■ **What is needed**
Transcribe all of the data exactly. Omit the pictures.

──────

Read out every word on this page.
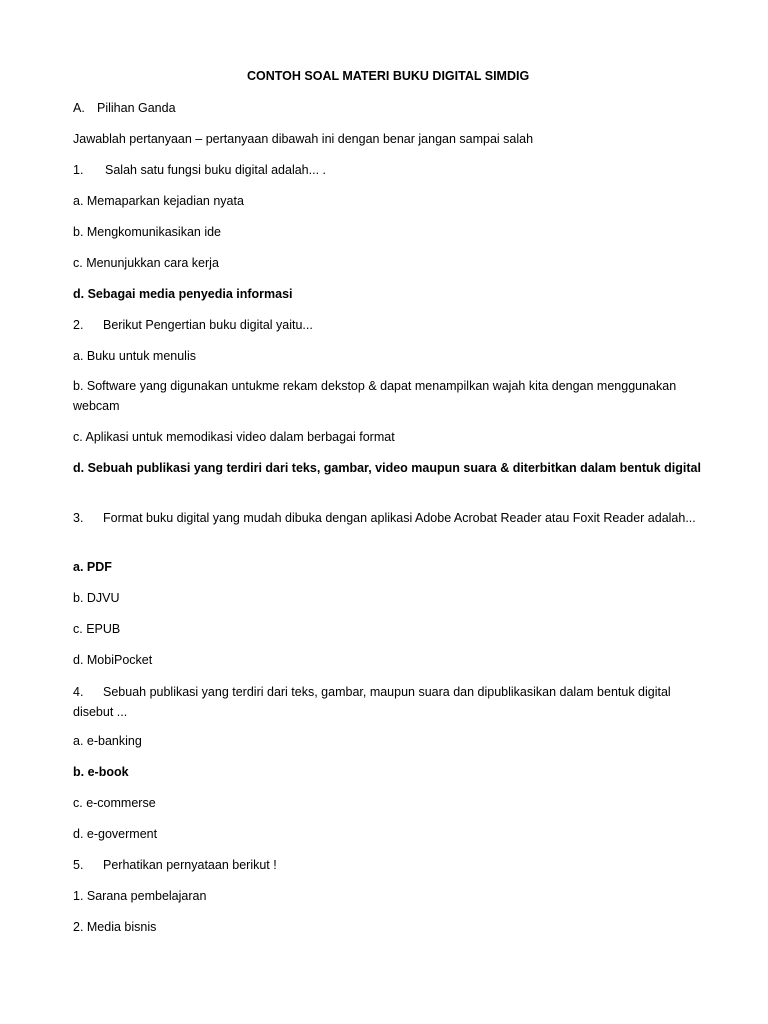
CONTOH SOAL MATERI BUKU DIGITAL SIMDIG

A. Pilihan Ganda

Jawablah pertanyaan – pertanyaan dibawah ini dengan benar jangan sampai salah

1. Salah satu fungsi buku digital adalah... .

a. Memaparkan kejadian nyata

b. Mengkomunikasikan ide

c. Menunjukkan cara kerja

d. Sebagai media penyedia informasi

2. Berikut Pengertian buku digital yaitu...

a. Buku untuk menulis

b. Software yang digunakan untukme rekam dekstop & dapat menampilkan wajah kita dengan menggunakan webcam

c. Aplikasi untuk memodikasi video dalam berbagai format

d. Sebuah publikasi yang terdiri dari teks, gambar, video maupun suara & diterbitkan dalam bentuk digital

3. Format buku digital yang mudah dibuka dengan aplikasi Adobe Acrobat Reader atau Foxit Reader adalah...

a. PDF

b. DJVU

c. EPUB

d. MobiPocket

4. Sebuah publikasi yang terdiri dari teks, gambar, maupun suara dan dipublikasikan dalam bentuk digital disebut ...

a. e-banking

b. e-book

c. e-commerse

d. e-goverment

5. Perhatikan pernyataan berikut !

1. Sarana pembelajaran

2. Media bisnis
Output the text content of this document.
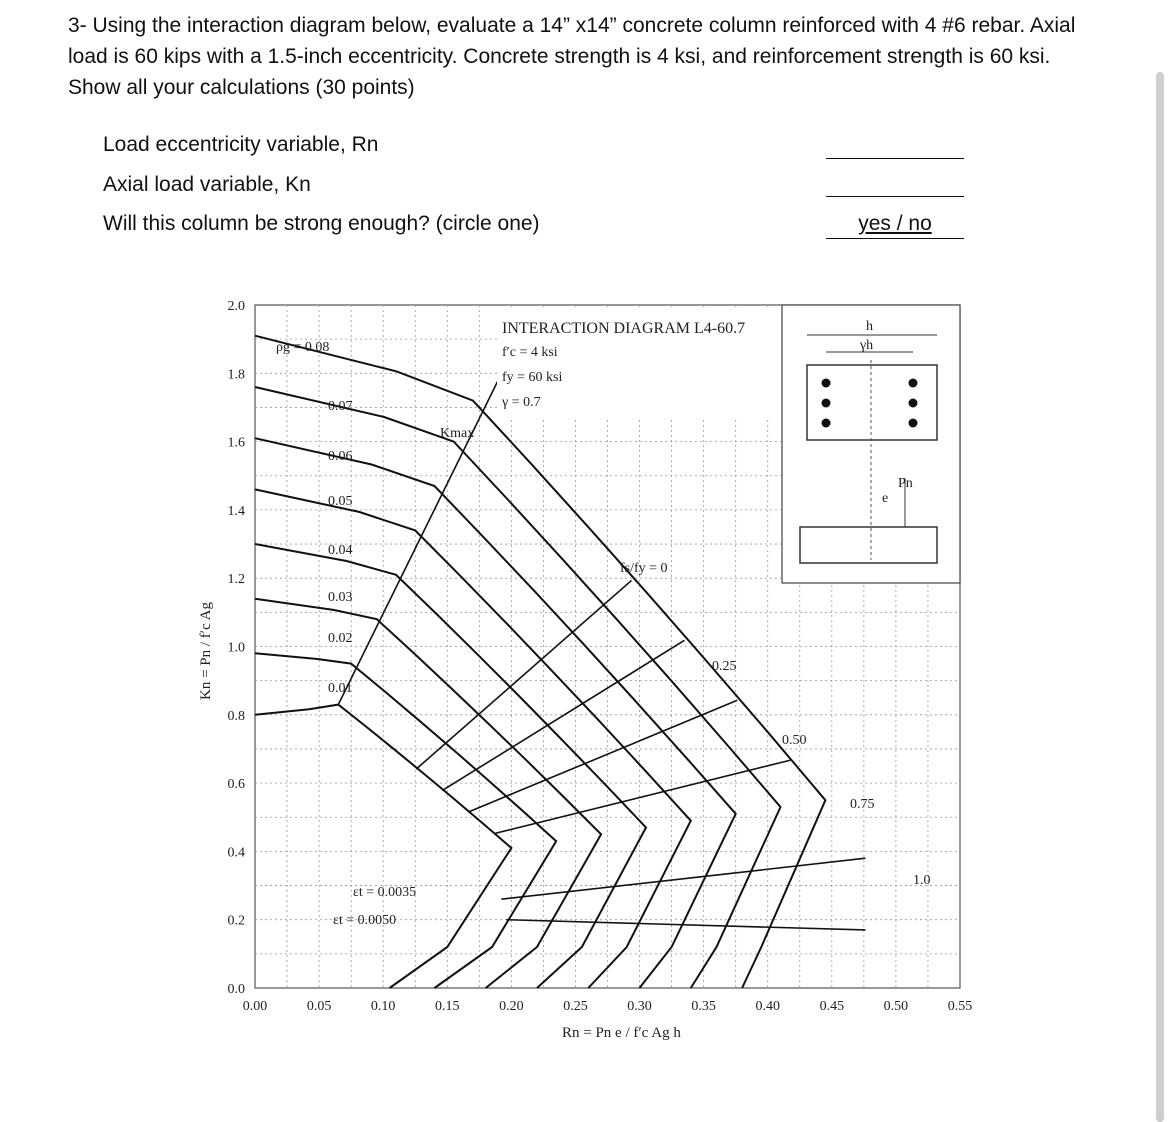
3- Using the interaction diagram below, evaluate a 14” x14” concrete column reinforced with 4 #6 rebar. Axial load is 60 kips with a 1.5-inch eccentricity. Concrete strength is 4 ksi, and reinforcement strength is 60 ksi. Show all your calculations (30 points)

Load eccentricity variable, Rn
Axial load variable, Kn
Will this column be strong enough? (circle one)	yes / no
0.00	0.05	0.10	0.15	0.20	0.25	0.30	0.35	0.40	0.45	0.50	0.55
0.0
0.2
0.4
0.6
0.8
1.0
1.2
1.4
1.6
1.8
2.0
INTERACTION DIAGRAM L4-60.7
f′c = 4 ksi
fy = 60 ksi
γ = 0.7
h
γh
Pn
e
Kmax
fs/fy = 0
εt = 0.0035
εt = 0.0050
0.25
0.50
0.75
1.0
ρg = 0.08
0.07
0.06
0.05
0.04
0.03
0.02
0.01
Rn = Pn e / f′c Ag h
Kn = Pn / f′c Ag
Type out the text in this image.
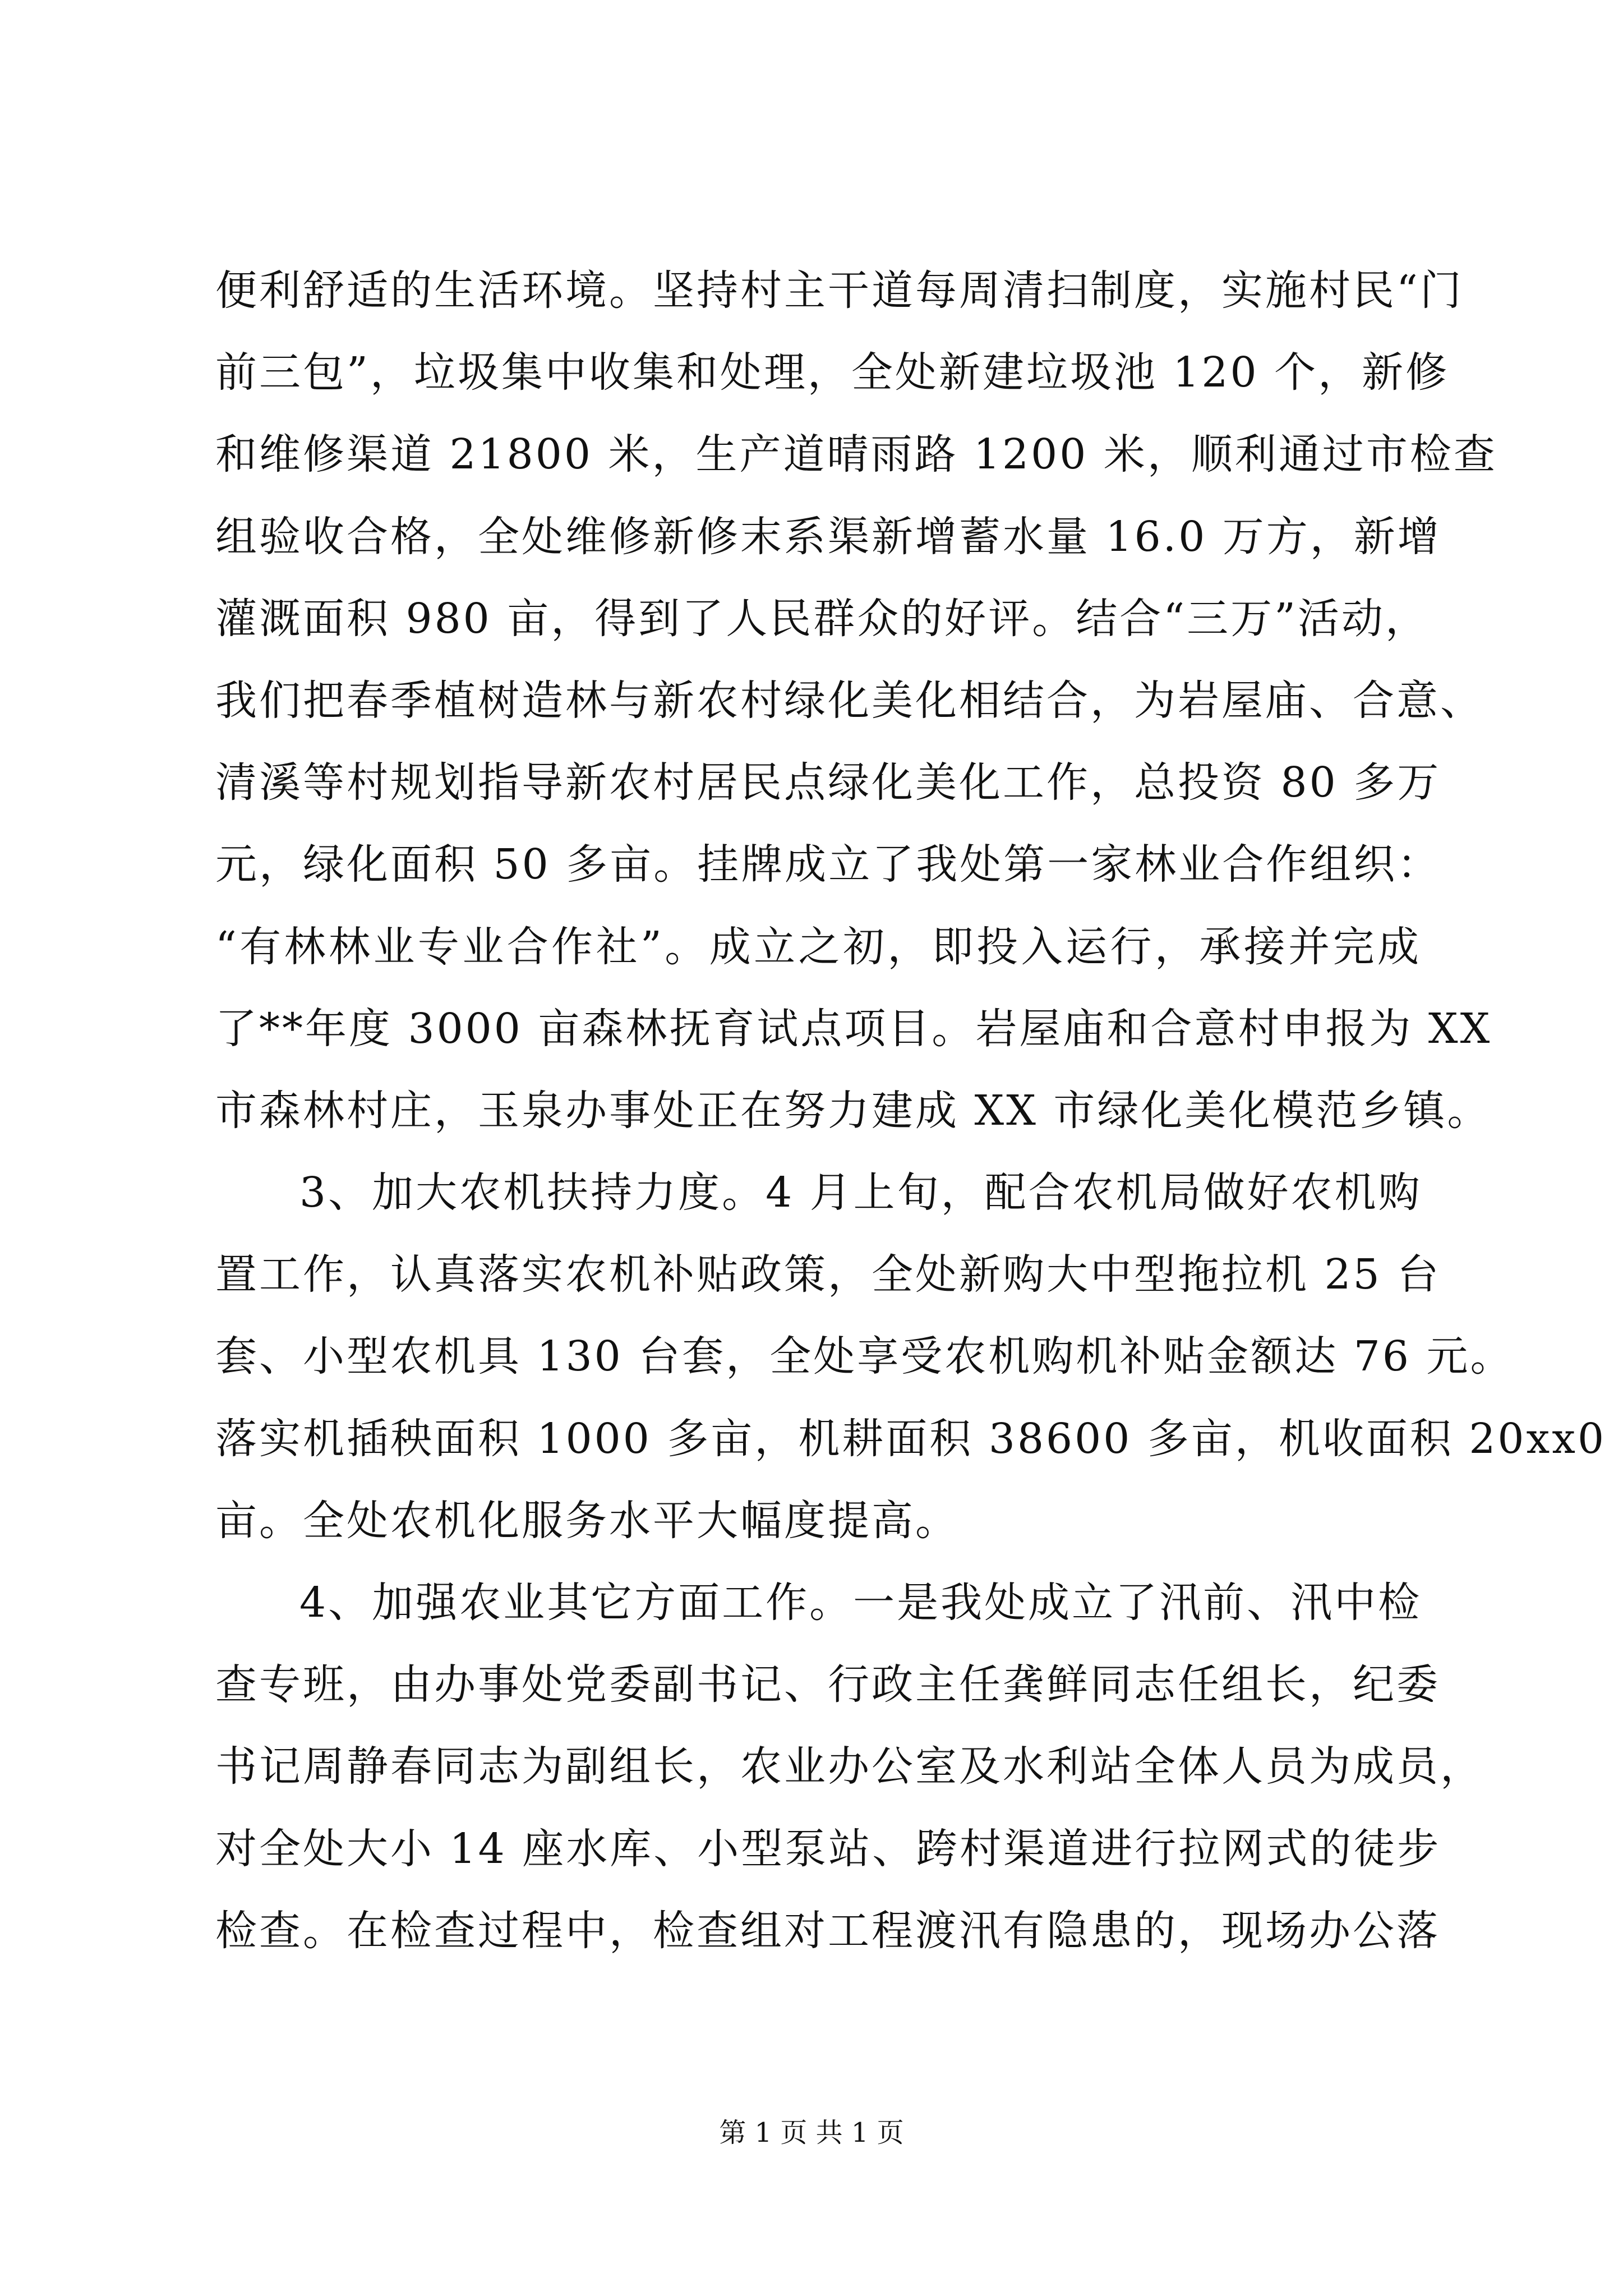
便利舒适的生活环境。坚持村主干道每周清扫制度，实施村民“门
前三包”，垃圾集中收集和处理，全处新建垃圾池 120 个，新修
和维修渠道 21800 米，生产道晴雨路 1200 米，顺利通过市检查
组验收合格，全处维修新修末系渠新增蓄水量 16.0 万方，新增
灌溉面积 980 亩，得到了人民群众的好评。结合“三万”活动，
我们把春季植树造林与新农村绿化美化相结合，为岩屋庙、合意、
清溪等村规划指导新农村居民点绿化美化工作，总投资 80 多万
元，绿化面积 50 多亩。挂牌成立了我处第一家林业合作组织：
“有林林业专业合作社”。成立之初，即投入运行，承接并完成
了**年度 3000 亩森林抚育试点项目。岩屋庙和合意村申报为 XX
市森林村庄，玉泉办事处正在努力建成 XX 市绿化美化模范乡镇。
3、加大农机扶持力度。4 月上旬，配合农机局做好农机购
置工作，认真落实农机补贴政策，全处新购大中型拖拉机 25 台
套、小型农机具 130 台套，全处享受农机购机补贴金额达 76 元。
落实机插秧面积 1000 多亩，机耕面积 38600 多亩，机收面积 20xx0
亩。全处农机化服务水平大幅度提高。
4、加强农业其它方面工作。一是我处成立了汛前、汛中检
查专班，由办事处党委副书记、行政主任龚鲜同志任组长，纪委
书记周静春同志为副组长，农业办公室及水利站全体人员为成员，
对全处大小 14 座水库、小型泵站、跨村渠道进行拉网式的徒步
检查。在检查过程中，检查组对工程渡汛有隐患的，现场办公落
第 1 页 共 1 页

──────

■ **The response**
Read out every word on this page.
CONTOH SOAL MATERI BUKU DIGITAL SIMDIG

A. Pilihan Ganda

Jawablah pertanyaan – pertanyaan dibawah ini dengan benar jangan sampai salah

1. Salah satu fungsi buku digital adalah... .

a. Memaparkan kejadian nyata

b. Mengkomunikasikan ide

c. Menunjukkan cara kerja

d. Sebagai media penyedia informasi

2. Berikut Pengertian buku digital yaitu...

a. Buku untuk menulis

b. Software yang digunakan untukme rekam dekstop & dapat menampilkan wajah kita dengan menggunakan webcam

c. Aplikasi untuk memodikasi video dalam berbagai format

d. Sebuah publikasi yang terdiri dari teks, gambar, video maupun suara & diterbitkan dalam bentuk digital

3. Format buku digital yang mudah dibuka dengan aplikasi Adobe Acrobat Reader atau Foxit Reader adalah...

a. PDF

b. DJVU

c. EPUB

d. MobiPocket

4. Sebuah publikasi yang terdiri dari teks, gambar, maupun suara dan dipublikasikan dalam bentuk digital disebut ...

a. e-banking

b. e-book

c. e-commerse

d. e-goverment

5. Perhatikan pernyataan berikut !

1. Sarana pembelajaran

2. Media bisnis
Output the text content of this document.
3- Using the interaction diagram below, evaluate a 14” x14” concrete column reinforced with 4 #6 rebar. Axial load is 60 kips with a 1.5-inch eccentricity. Concrete strength is 4 ksi, and reinforcement strength is 60 ksi. Show all your calculations (30 points)

Load eccentricity variable, Rn
Axial load variable, Kn
Will this column be strong enough? (circle one)	yes / no
0.00	0.05	0.10	0.15	0.20	0.25	0.30	0.35	0.40	0.45	0.50	0.55
0.0
0.2
0.4
0.6
0.8
1.0
1.2
1.4
1.6
1.8
2.0
INTERACTION DIAGRAM L4-60.7
f′c = 4 ksi
fy = 60 ksi
γ = 0.7
h
γh
Pn
e
Kmax
fs/fy = 0
εt = 0.0035
εt = 0.0050
0.25
0.50
0.75
1.0
ρg = 0.08
0.07
0.06
0.05
0.04
0.03
0.02
0.01
Rn = Pn e / f′c Ag h
Kn = Pn / f′c Ag
Type out the text in this image.
便利舒适的生活环境。坚持村主干道每周清扫制度，实施村民“门
前三包”，垃圾集中收集和处理，全处新建垃圾池 120 个，新修
和维修渠道 21800 米，生产道晴雨路 1200 米，顺利通过市检查
组验收合格，全处维修新修末系渠新增蓄水量 16.0 万方，新增
灌溉面积 980 亩，得到了人民群众的好评。结合“三万”活动，
我们把春季植树造林与新农村绿化美化相结合，为岩屋庙、合意、
清溪等村规划指导新农村居民点绿化美化工作，总投资 80 多万
元，绿化面积 50 多亩。挂牌成立了我处第一家林业合作组织：
“有林林业专业合作社”。成立之初，即投入运行，承接并完成
了**年度 3000 亩森林抚育试点项目。岩屋庙和合意村申报为 XX
市森林村庄，玉泉办事处正在努力建成 XX 市绿化美化模范乡镇。
3、加大农机扶持力度。4 月上旬，配合农机局做好农机购
置工作，认真落实农机补贴政策，全处新购大中型拖拉机 25 台
套、小型农机具 130 台套，全处享受农机购机补贴金额达 76 元。
落实机插秧面积 1000 多亩，机耕面积 38600 多亩，机收面积 20xx0
亩。全处农机化服务水平大幅度提高。
4、加强农业其它方面工作。一是我处成立了汛前、汛中检
查专班，由办事处党委副书记、行政主任龚鲜同志任组长，纪委
书记周静春同志为副组长，农业办公室及水利站全体人员为成员，
对全处大小 14 座水库、小型泵站、跨村渠道进行拉网式的徒步
检查。在检查过程中，检查组对工程渡汛有隐患的，现场办公落
第 1 页 共 1 页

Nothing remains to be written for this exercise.